:: What is needed ::
Find how many lines of the listing include the string "into", and report only that figure.

:: Excerpted records ::
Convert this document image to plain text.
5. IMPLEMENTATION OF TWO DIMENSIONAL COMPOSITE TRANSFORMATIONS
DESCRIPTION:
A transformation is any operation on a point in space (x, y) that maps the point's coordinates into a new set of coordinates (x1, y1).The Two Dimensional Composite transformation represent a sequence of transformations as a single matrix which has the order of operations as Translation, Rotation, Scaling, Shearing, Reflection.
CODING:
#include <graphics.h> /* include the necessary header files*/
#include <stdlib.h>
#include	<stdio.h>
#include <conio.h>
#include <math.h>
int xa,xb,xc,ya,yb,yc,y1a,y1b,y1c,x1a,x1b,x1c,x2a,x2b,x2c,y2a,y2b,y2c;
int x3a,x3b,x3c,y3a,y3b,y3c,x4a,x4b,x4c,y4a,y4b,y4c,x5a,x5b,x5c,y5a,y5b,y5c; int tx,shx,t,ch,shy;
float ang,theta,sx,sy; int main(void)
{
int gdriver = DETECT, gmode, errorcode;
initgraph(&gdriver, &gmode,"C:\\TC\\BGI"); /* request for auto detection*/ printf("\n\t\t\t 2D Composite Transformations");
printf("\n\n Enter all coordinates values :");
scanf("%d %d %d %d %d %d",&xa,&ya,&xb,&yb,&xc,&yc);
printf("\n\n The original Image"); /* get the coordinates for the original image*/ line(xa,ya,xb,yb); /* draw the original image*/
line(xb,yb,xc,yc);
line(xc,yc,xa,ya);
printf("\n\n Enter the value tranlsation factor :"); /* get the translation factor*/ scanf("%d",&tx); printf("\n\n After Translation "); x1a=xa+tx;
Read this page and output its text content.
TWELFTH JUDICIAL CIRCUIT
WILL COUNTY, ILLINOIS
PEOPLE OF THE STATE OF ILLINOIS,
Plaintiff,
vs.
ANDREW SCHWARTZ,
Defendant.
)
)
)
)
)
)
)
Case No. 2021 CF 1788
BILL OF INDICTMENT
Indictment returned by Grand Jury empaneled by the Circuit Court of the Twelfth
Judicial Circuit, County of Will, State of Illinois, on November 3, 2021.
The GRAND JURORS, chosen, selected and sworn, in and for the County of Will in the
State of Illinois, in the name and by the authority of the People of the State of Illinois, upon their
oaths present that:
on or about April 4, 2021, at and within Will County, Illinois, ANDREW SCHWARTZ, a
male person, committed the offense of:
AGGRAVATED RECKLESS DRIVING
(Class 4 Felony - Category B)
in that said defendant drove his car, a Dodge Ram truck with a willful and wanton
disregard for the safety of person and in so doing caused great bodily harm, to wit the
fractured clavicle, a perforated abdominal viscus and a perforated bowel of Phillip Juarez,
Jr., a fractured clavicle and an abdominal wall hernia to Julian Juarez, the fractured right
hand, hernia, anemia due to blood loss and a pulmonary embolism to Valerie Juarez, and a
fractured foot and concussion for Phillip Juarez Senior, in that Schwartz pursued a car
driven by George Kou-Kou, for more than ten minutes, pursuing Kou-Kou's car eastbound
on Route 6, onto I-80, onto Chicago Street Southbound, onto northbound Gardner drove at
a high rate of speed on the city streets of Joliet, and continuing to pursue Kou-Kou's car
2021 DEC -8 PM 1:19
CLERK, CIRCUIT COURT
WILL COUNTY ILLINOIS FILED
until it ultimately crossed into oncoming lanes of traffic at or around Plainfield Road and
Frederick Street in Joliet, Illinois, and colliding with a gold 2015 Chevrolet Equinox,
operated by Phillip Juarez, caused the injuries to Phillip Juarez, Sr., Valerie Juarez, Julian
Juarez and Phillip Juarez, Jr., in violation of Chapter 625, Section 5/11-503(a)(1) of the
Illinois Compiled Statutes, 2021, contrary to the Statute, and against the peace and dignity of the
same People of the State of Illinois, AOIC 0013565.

:: Problem solution ::
2